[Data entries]

..............................

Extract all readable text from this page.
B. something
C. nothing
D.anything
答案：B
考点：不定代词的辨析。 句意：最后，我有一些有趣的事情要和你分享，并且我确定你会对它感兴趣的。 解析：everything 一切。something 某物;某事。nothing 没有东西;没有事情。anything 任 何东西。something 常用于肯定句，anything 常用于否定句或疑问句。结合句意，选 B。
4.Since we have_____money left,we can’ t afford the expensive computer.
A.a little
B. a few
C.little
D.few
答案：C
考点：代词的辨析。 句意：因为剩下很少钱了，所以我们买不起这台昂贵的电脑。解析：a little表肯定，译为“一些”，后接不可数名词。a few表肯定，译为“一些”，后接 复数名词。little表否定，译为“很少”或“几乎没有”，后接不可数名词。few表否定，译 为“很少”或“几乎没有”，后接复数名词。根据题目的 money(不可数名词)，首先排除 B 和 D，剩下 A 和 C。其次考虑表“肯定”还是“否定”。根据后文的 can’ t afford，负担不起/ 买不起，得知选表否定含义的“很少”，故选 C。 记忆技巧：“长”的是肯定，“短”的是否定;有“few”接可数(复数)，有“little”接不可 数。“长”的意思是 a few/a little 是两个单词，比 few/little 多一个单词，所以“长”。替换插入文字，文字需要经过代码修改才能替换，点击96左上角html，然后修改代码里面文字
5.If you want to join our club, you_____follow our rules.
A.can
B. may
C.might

..............................

Your task is to reproduce all of the records exactly.

#### EXERCISE SOLUTION:
Extract all readable text from this page.
B. something
C. nothing
D.anything
答案：B
考点：不定代词的辨析。 句意：最后，我有一些有趣的事情要和你分享，并且我确定你会对它感兴趣的。 解析：everything 一切。something 某物;某事。nothing 没有东西;没有事情。anything 任 何东西。something 常用于肯定句，anything 常用于否定句或疑问句。结合句意，选 B。
4.Since we have_____money left,we can’ t afford the expensive computer.
A.a little
B. a few
C.little
D.few
答案：C
考点：代词的辨析。 句意：因为剩下很少钱了，所以我们买不起这台昂贵的电脑。解析：a little表肯定，译为“一些”，后接不可数名词。a few表肯定，译为“一些”，后接 复数名词。little表否定，译为“很少”或“几乎没有”，后接不可数名词。few表否定，译 为“很少”或“几乎没有”，后接复数名词。根据题目的 money(不可数名词)，首先排除 B 和 D，剩下 A 和 C。其次考虑表“肯定”还是“否定”。根据后文的 can’ t afford，负担不起/ 买不起，得知选表否定含义的“很少”，故选 C。 记忆技巧：“长”的是肯定，“短”的是否定;有“few”接可数(复数)，有“little”接不可 数。“长”的意思是 a few/a little 是两个单词，比 few/little 多一个单词，所以“长”。替换插入文字，文字需要经过代码修改才能替换，点击96左上角html，然后修改代码里面文字
5.If you want to join our club, you_____follow our rules.
A.can
B. may
C.might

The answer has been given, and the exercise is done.